— Begin MATERIAL PROVIDED —

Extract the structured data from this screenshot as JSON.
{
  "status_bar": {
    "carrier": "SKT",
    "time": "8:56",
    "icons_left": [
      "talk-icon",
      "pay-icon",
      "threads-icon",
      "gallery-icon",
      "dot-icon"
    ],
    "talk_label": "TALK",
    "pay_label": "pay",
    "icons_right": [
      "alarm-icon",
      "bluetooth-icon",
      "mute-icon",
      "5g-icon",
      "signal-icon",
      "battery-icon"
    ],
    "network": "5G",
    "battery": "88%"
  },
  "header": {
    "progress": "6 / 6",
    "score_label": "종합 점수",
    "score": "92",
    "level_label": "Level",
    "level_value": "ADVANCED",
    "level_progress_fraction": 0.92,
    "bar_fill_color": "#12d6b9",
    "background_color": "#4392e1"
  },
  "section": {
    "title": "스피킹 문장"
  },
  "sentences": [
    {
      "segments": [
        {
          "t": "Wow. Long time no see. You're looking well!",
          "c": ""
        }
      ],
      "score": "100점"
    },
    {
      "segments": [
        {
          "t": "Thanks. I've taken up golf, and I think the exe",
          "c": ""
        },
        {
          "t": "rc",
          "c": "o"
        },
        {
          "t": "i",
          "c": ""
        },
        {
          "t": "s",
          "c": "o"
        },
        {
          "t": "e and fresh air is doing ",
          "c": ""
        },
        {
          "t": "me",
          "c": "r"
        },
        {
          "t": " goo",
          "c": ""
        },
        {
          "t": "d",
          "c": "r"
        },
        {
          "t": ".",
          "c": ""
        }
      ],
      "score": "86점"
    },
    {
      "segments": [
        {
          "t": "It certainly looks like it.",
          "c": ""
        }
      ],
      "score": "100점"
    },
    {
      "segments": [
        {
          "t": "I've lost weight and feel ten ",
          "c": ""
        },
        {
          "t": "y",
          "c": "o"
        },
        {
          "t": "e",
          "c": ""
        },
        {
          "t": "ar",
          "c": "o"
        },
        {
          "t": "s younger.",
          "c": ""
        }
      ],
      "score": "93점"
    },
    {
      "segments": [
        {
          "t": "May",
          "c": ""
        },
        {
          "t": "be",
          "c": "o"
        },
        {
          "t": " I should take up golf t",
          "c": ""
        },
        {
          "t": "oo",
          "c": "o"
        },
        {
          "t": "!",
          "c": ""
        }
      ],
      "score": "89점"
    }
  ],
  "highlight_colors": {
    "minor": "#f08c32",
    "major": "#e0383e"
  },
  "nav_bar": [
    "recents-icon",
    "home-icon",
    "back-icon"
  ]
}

— End MATERIAL PROVIDED —

▶ [TASK PROMPT]: Copy out all of the records above with nothing altered.

▶ [FINISHED ANSWER]:
Extract the structured data from this screenshot as JSON.
{
  "status_bar": {
    "carrier": "SKT",
    "time": "8:56",
    "icons_left": [
      "talk-icon",
      "pay-icon",
      "threads-icon",
      "gallery-icon",
      "dot-icon"
    ],
    "talk_label": "TALK",
    "pay_label": "pay",
    "icons_right": [
      "alarm-icon",
      "bluetooth-icon",
      "mute-icon",
      "5g-icon",
      "signal-icon",
      "battery-icon"
    ],
    "network": "5G",
    "battery": "88%"
  },
  "header": {
    "progress": "6 / 6",
    "score_label": "종합 점수",
    "score": "92",
    "level_label": "Level",
    "level_value": "ADVANCED",
    "level_progress_fraction": 0.92,
    "bar_fill_color": "#12d6b9",
    "background_color": "#4392e1"
  },
  "section": {
    "title": "스피킹 문장"
  },
  "sentences": [
    {
      "segments": [
        {
          "t": "Wow. Long time no see. You're looking well!",
          "c": ""
        }
      ],
      "score": "100점"
    },
    {
      "segments": [
        {
          "t": "Thanks. I've taken up golf, and I think the exe",
          "c": ""
        },
        {
          "t": "rc",
          "c": "o"
        },
        {
          "t": "i",
          "c": ""
        },
        {
          "t": "s",
          "c": "o"
        },
        {
          "t": "e and fresh air is doing ",
          "c": ""
        },
        {
          "t": "me",
          "c": "r"
        },
        {
          "t": " goo",
          "c": ""
        },
        {
          "t": "d",
          "c": "r"
        },
        {
          "t": ".",
          "c": ""
        }
      ],
      "score": "86점"
    },
    {
      "segments": [
        {
          "t": "It certainly looks like it.",
          "c": ""
        }
      ],
      "score": "100점"
    },
    {
      "segments": [
        {
          "t": "I've lost weight and feel ten ",
          "c": ""
        },
        {
          "t": "y",
          "c": "o"
        },
        {
          "t": "e",
          "c": ""
        },
        {
          "t": "ar",
          "c": "o"
        },
        {
          "t": "s younger.",
          "c": ""
        }
      ],
      "score": "93점"
    },
    {
      "segments": [
        {
          "t": "May",
          "c": ""
        },
        {
          "t": "be",
          "c": "o"
        },
        {
          "t": " I should take up golf t",
          "c": ""
        },
        {
          "t": "oo",
          "c": "o"
        },
        {
          "t": "!",
          "c": ""
        }
      ],
      "score": "89점"
    }
  ],
  "highlight_colors": {
    "minor": "#f08c32",
    "major": "#e0383e"
  },
  "nav_bar": [
    "recents-icon",
    "home-icon",
    "back-icon"
  ]
}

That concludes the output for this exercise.